*Written task:*
Restate each of the lines below word for word and drop every picture.

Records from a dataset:
════

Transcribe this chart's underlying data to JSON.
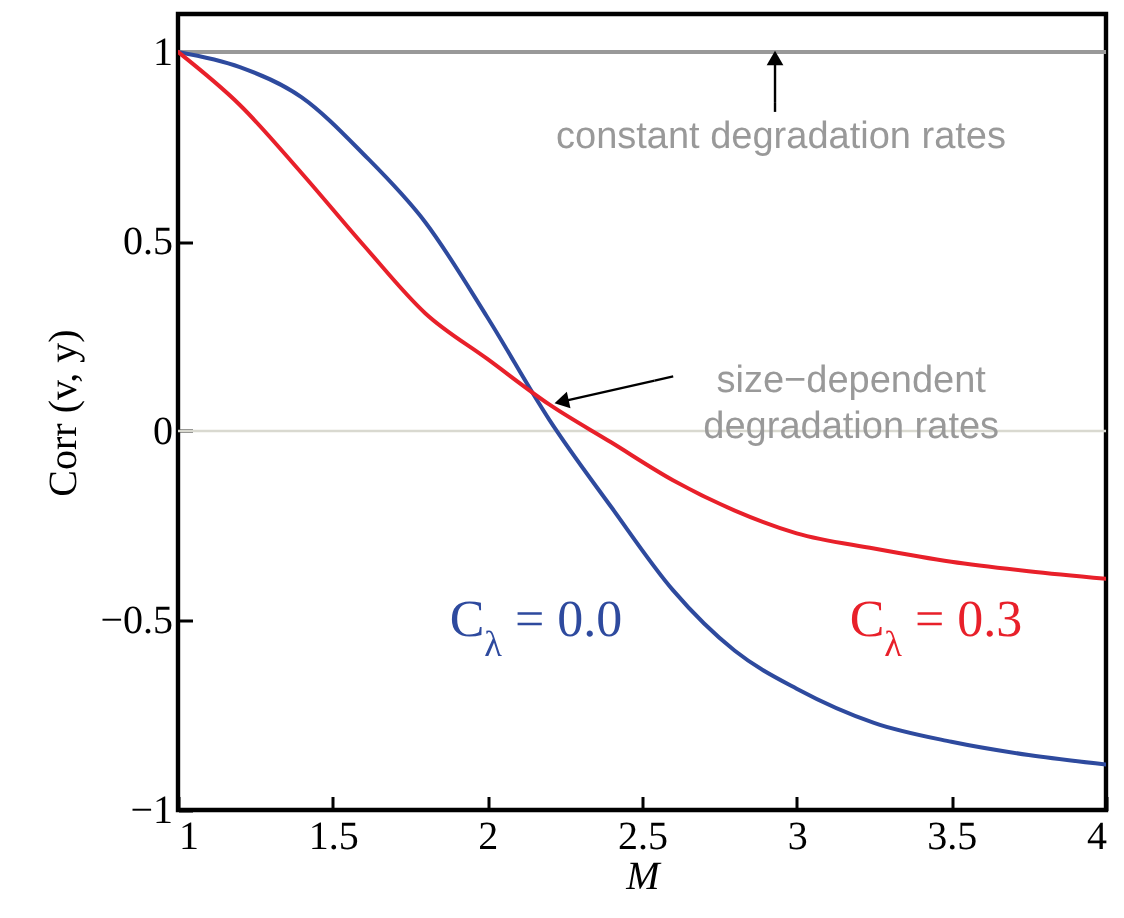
{
  "chart_data": {
    "type": "line",
    "xlabel": "M",
    "ylabel": "Corr (v, y)",
    "x": [
      1,
      1.2,
      1.4,
      1.6,
      1.8,
      2,
      2.2,
      2.4,
      2.6,
      2.8,
      3,
      3.25,
      3.5,
      3.75,
      4
    ],
    "series": [
      {
        "color": "#999999",
        "x": [
          1,
          4
        ],
        "values": [
          1,
          1
        ]
      },
      {
        "name": "C$_{λ}$ = 0.0",
        "color": "#2e4a9e",
        "values": [
          1,
          0.96,
          0.88,
          0.73,
          0.55,
          0.3,
          0.03,
          -0.2,
          -0.42,
          -0.58,
          -0.68,
          -0.77,
          -0.82,
          -0.855,
          -0.88
        ]
      },
      {
        "name": "C$_{λ}$ = 0.3",
        "color": "#e8202a",
        "values": [
          1,
          0.86,
          0.68,
          0.49,
          0.31,
          0.19,
          0.07,
          -0.03,
          -0.13,
          -0.21,
          -0.27,
          -0.31,
          -0.345,
          -0.37,
          -0.39
        ]
      }
    ],
    "xlim": [
      1,
      4
    ],
    "xticks": [
      1,
      1.5,
      2,
      2.5,
      3,
      3.5,
      4
    ],
    "ylim": [
      -1,
      1.1
    ],
    "yticks": [
      {
        "value": -1,
        "label": "−1"
      },
      {
        "value": -0.5,
        "label": "−0.5"
      },
      0,
      0.5,
      1
    ],
    "ref_lines": [
      {
        "axis": "y",
        "value": 0,
        "color": "#d9d9d0"
      }
    ],
    "annotations": [
      {
        "text": "constant degradation rates",
        "x": 2.93,
        "y": 1
      },
      {
        "text": "size−dependent degradation rates",
        "x": 2.2,
        "y": 0.07
      }
    ],
    "grid": false
  }
}
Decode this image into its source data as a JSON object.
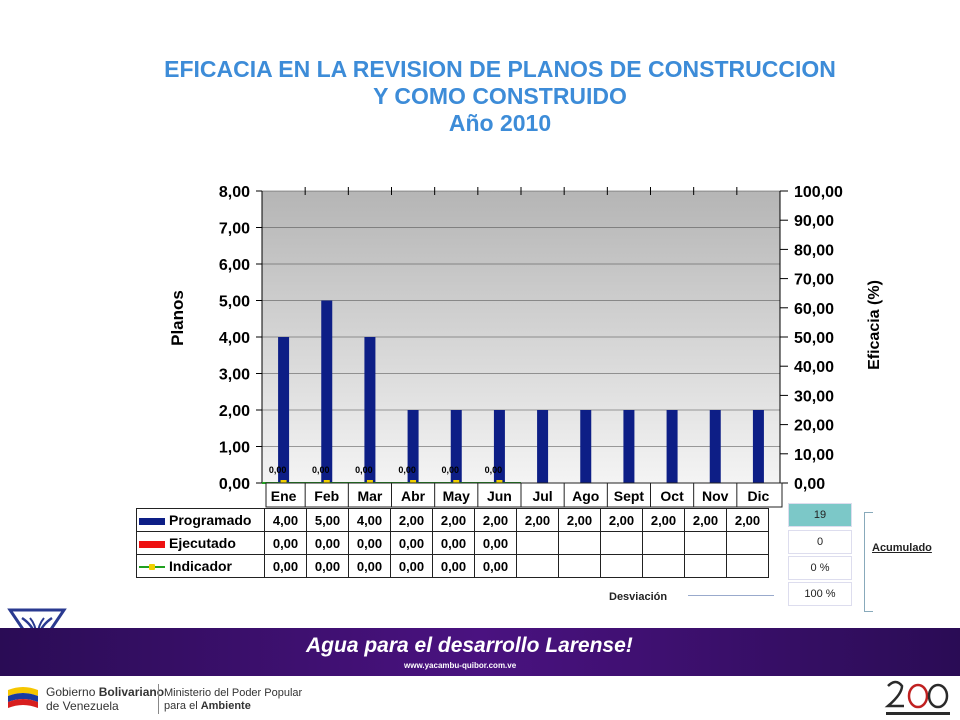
{
  "title": {
    "line1": "EFICACIA EN LA REVISION DE PLANOS DE CONSTRUCCION",
    "line2": "Y COMO CONSTRUIDO",
    "line3": "Año 2010"
  },
  "chart_data": {
    "type": "bar",
    "categories": [
      "Ene",
      "Feb",
      "Mar",
      "Abr",
      "May",
      "Jun",
      "Jul",
      "Ago",
      "Sept",
      "Oct",
      "Nov",
      "Dic"
    ],
    "series": [
      {
        "name": "Programado",
        "values": [
          4,
          5,
          4,
          2,
          2,
          2,
          2,
          2,
          2,
          2,
          2,
          2
        ],
        "color": "#0d1e86",
        "axis": "left"
      },
      {
        "name": "Ejecutado",
        "values": [
          0,
          0,
          0,
          0,
          0,
          0,
          null,
          null,
          null,
          null,
          null,
          null
        ],
        "color": "#ee1111",
        "axis": "left"
      },
      {
        "name": "Indicador",
        "values": [
          0,
          0,
          0,
          0,
          0,
          0,
          null,
          null,
          null,
          null,
          null,
          null
        ],
        "color": "#20a020",
        "axis": "right"
      }
    ],
    "bar_labels": [
      "0,00",
      "0,00",
      "0,00",
      "0,00",
      "0,00",
      "0,00"
    ],
    "ylabel": "Planos",
    "ylabel_right": "Eficacia (%)",
    "ylim": [
      0,
      8
    ],
    "yticks": [
      "0,00",
      "1,00",
      "2,00",
      "3,00",
      "4,00",
      "5,00",
      "6,00",
      "7,00",
      "8,00"
    ],
    "ylim_right": [
      0,
      100
    ],
    "yticks_right": [
      "0,00",
      "10,00",
      "20,00",
      "30,00",
      "40,00",
      "50,00",
      "60,00",
      "70,00",
      "80,00",
      "90,00",
      "100,00"
    ],
    "grid": true
  },
  "table": {
    "rows": [
      {
        "label": "Programado",
        "values": [
          "4,00",
          "5,00",
          "4,00",
          "2,00",
          "2,00",
          "2,00",
          "2,00",
          "2,00",
          "2,00",
          "2,00",
          "2,00",
          "2,00"
        ]
      },
      {
        "label": "Ejecutado",
        "values": [
          "0,00",
          "0,00",
          "0,00",
          "0,00",
          "0,00",
          "0,00",
          "",
          "",
          "",
          "",
          "",
          ""
        ]
      },
      {
        "label": "Indicador",
        "values": [
          "0,00",
          "0,00",
          "0,00",
          "0,00",
          "0,00",
          "0,00",
          "",
          "",
          "",
          "",
          "",
          ""
        ]
      }
    ]
  },
  "accumulated": {
    "values": [
      "19",
      "0",
      "0 %",
      "100  %"
    ],
    "label": "Acumulado",
    "deviation_label": "Desviación"
  },
  "banner": {
    "slogan": "Agua para el desarrollo Larense!",
    "website": "www.yacambu-quibor.com.ve"
  },
  "footer": {
    "gob_line1_a": "Gobierno ",
    "gob_line1_b": "Bolivariano",
    "gob_line2": "de Venezuela",
    "min_line1": "Ministerio del Poder Popular",
    "min_line2_a": "para el ",
    "min_line2_b": "Ambiente"
  },
  "colors": {
    "title": "#3d8cd8",
    "programado": "#0d1e86",
    "ejecutado": "#ee1111",
    "indicador": "#20a020",
    "banner": "#3a1070"
  }
}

════

*Solution to the problem:*
Transcribe this chart's underlying data to JSON.
{
  "chart_data": {
    "type": "line",
    "xlabel": "M",
    "ylabel": "Corr (v, y)",
    "x": [
      1,
      1.2,
      1.4,
      1.6,
      1.8,
      2,
      2.2,
      2.4,
      2.6,
      2.8,
      3,
      3.25,
      3.5,
      3.75,
      4
    ],
    "series": [
      {
        "color": "#999999",
        "x": [
          1,
          4
        ],
        "values": [
          1,
          1
        ]
      },
      {
        "name": "C$_{λ}$ = 0.0",
        "color": "#2e4a9e",
        "values": [
          1,
          0.96,
          0.88,
          0.73,
          0.55,
          0.3,
          0.03,
          -0.2,
          -0.42,
          -0.58,
          -0.68,
          -0.77,
          -0.82,
          -0.855,
          -0.88
        ]
      },
      {
        "name": "C$_{λ}$ = 0.3",
        "color": "#e8202a",
        "values": [
          1,
          0.86,
          0.68,
          0.49,
          0.31,
          0.19,
          0.07,
          -0.03,
          -0.13,
          -0.21,
          -0.27,
          -0.31,
          -0.345,
          -0.37,
          -0.39
        ]
      }
    ],
    "xlim": [
      1,
      4
    ],
    "xticks": [
      1,
      1.5,
      2,
      2.5,
      3,
      3.5,
      4
    ],
    "ylim": [
      -1,
      1.1
    ],
    "yticks": [
      {
        "value": -1,
        "label": "−1"
      },
      {
        "value": -0.5,
        "label": "−0.5"
      },
      0,
      0.5,
      1
    ],
    "ref_lines": [
      {
        "axis": "y",
        "value": 0,
        "color": "#d9d9d0"
      }
    ],
    "annotations": [
      {
        "text": "constant degradation rates",
        "x": 2.93,
        "y": 1
      },
      {
        "text": "size−dependent degradation rates",
        "x": 2.2,
        "y": 0.07
      }
    ],
    "grid": false
  }
}
Decode this image into its source data as a JSON object.
{
  "title": {
    "line1": "EFICACIA EN LA REVISION DE PLANOS DE CONSTRUCCION",
    "line2": "Y COMO CONSTRUIDO",
    "line3": "Año 2010"
  },
  "chart_data": {
    "type": "bar",
    "categories": [
      "Ene",
      "Feb",
      "Mar",
      "Abr",
      "May",
      "Jun",
      "Jul",
      "Ago",
      "Sept",
      "Oct",
      "Nov",
      "Dic"
    ],
    "series": [
      {
        "name": "Programado",
        "values": [
          4,
          5,
          4,
          2,
          2,
          2,
          2,
          2,
          2,
          2,
          2,
          2
        ],
        "color": "#0d1e86",
        "axis": "left"
      },
      {
        "name": "Ejecutado",
        "values": [
          0,
          0,
          0,
          0,
          0,
          0,
          null,
          null,
          null,
          null,
          null,
          null
        ],
        "color": "#ee1111",
        "axis": "left"
      },
      {
        "name": "Indicador",
        "values": [
          0,
          0,
          0,
          0,
          0,
          0,
          null,
          null,
          null,
          null,
          null,
          null
        ],
        "color": "#20a020",
        "axis": "right"
      }
    ],
    "bar_labels": [
      "0,00",
      "0,00",
      "0,00",
      "0,00",
      "0,00",
      "0,00"
    ],
    "ylabel": "Planos",
    "ylabel_right": "Eficacia (%)",
    "ylim": [
      0,
      8
    ],
    "yticks": [
      "0,00",
      "1,00",
      "2,00",
      "3,00",
      "4,00",
      "5,00",
      "6,00",
      "7,00",
      "8,00"
    ],
    "ylim_right": [
      0,
      100
    ],
    "yticks_right": [
      "0,00",
      "10,00",
      "20,00",
      "30,00",
      "40,00",
      "50,00",
      "60,00",
      "70,00",
      "80,00",
      "90,00",
      "100,00"
    ],
    "grid": true
  },
  "table": {
    "rows": [
      {
        "label": "Programado",
        "values": [
          "4,00",
          "5,00",
          "4,00",
          "2,00",
          "2,00",
          "2,00",
          "2,00",
          "2,00",
          "2,00",
          "2,00",
          "2,00",
          "2,00"
        ]
      },
      {
        "label": "Ejecutado",
        "values": [
          "0,00",
          "0,00",
          "0,00",
          "0,00",
          "0,00",
          "0,00",
          "",
          "",
          "",
          "",
          "",
          ""
        ]
      },
      {
        "label": "Indicador",
        "values": [
          "0,00",
          "0,00",
          "0,00",
          "0,00",
          "0,00",
          "0,00",
          "",
          "",
          "",
          "",
          "",
          ""
        ]
      }
    ]
  },
  "accumulated": {
    "values": [
      "19",
      "0",
      "0 %",
      "100  %"
    ],
    "label": "Acumulado",
    "deviation_label": "Desviación"
  },
  "banner": {
    "slogan": "Agua para el desarrollo Larense!",
    "website": "www.yacambu-quibor.com.ve"
  },
  "footer": {
    "gob_line1_a": "Gobierno ",
    "gob_line1_b": "Bolivariano",
    "gob_line2": "de Venezuela",
    "min_line1": "Ministerio del Poder Popular",
    "min_line2_a": "para el ",
    "min_line2_b": "Ambiente"
  },
  "colors": {
    "title": "#3d8cd8",
    "programado": "#0d1e86",
    "ejecutado": "#ee1111",
    "indicador": "#20a020",
    "banner": "#3a1070"
  }
}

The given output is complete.